Page extract –
========================

I tried to understand why this happens.
Runfiles containing the toolchain are collected in _get_runtime_details as runtime_files:
https://github.com/bazel-contrib/rules_python/blob/cda58775c6fb1bfba93b3bbc55e8ce003a56960b/python/private/py_executable.bzl#L1247-L1258
The toolchain (including bin/python and the standard library) are passed into _get_base_runfiles_for_binary as extra_common_runfiles.
https://github.com/bazel-contrib/rules_python/blob/cda58775c6fb1bfba93b3bbc55e8ce003a56960b/python/private/py_executable.bzl#L1136-L1141
Those get added to common_runfiles: https://github.com/bazel-contrib/rules_python/blob/cda58775c6fb1bfba93b3bbc55e8ce003a56960b/python/private/py_executable.bzl#L1404
.. which are finally used as runfiles_without_exe: https://github.com/bazel-contrib/rules_python/blob/cda58775c6fb1bfba93b3bbc55e8ce003a56960b/python/private/py_executable.bzl#L1436
All of this makes me think that my assumptions about the intended use of PyExecutableInfo.runfiles_without_exe might be incorrect, and this is actually expected behavior. If this is the case, I'd like to turn this into a feature request instead:
For the purpose of creating container image layers (and other types of bundling), could we provide a field in some provider that contains the files of the application without the toolchain and standard library? (Bonus points if we can separate between third-party deps and normal application code). This would make it much easier for the larger ecosystem to bundle Python apps efficiently.

========================

Excerpted data –

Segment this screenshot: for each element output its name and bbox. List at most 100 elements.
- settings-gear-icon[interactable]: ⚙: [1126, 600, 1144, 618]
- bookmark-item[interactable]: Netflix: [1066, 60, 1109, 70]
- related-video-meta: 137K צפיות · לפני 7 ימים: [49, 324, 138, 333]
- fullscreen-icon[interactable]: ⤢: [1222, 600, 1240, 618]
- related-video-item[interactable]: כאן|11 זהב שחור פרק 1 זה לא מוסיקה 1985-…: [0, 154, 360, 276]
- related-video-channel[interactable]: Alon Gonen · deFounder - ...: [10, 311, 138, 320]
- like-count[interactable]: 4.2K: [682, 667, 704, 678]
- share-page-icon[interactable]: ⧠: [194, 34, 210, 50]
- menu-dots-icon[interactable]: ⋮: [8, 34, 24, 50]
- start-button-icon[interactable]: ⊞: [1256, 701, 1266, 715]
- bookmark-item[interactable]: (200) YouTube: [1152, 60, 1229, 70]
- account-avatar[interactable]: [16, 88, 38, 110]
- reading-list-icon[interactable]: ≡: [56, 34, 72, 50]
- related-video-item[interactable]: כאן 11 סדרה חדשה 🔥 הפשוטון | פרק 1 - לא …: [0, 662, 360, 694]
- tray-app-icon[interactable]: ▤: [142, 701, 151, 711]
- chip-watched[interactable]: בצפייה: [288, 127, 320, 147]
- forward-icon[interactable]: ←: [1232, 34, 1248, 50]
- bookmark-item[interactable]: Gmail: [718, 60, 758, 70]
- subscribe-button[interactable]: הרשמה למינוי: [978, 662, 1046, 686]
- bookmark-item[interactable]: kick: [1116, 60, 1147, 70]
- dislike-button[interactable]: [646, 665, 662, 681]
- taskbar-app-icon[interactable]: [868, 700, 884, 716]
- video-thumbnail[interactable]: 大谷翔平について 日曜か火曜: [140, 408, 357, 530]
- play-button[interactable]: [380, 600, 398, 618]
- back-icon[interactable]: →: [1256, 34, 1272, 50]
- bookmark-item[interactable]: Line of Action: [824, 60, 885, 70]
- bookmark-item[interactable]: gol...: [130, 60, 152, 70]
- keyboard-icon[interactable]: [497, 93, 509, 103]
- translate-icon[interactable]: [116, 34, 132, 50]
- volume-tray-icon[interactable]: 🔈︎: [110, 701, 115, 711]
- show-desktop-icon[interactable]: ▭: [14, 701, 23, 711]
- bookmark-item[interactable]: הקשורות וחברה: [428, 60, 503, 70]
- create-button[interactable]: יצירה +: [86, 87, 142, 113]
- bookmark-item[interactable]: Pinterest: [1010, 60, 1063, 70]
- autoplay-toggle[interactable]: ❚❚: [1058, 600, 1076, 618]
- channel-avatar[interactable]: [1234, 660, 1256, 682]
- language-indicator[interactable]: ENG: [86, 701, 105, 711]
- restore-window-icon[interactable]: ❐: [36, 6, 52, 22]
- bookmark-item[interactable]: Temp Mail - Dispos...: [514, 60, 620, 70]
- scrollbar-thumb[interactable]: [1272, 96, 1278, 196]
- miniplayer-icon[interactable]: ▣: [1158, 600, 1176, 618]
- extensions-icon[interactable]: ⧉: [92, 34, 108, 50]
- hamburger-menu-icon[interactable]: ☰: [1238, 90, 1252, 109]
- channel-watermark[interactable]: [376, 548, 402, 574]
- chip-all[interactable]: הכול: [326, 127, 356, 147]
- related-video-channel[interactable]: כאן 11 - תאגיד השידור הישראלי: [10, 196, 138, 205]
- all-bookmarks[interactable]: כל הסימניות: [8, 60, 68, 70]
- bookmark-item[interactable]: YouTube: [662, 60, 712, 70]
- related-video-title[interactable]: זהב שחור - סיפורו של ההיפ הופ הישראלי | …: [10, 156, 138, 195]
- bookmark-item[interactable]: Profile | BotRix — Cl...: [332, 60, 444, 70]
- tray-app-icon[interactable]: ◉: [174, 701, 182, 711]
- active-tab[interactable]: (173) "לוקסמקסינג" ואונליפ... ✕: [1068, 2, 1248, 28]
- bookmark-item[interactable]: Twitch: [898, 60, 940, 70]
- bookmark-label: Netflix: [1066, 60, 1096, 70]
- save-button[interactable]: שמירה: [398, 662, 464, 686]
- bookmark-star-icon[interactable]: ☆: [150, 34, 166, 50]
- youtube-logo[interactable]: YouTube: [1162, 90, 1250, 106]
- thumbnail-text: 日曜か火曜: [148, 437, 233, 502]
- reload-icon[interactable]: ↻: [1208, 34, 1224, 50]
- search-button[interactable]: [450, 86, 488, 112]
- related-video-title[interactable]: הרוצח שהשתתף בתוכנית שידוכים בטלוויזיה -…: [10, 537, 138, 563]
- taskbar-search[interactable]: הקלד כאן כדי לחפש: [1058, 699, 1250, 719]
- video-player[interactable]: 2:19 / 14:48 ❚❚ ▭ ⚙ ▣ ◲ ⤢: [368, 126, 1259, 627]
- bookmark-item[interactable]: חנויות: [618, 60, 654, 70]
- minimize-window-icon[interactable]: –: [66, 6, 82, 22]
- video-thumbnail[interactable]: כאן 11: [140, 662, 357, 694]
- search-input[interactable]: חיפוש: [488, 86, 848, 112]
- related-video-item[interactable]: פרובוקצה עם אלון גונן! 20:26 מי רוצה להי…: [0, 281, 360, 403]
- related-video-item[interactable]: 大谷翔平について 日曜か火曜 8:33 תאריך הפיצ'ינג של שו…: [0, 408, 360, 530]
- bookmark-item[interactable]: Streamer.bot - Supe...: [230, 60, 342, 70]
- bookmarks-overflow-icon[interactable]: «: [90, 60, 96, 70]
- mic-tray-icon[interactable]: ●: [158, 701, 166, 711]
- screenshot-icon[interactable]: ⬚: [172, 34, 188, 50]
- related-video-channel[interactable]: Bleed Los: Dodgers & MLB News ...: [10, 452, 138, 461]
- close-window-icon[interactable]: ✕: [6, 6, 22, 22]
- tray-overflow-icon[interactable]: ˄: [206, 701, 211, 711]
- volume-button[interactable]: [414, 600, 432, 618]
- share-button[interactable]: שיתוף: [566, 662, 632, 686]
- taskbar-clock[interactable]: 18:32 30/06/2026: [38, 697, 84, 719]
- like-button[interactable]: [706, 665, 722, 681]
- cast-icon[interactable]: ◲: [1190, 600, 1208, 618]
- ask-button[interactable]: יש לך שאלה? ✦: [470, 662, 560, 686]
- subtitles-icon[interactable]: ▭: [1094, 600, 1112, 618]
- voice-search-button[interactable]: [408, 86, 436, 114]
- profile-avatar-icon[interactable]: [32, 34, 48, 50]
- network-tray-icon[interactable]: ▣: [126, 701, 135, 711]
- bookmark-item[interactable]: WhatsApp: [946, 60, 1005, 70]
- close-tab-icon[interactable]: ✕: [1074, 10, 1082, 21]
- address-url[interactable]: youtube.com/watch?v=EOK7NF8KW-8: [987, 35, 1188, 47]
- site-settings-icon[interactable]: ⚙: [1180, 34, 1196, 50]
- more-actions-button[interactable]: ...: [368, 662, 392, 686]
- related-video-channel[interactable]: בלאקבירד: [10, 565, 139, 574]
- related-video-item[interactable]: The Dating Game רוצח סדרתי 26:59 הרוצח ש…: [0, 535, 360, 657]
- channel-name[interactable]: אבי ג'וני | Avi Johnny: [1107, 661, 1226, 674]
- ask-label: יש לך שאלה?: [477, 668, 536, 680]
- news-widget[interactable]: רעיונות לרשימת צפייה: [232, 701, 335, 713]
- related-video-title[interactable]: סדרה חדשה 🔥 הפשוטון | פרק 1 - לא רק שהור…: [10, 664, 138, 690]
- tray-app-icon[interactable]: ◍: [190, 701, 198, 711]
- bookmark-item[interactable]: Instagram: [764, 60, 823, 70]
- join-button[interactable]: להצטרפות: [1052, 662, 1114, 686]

========================

Problem to work on – In the forum post above, what name do the toolchain files take when passed into _get_base_runfiles_for_binary, please?

Solution for this problem – extra_common_runfiles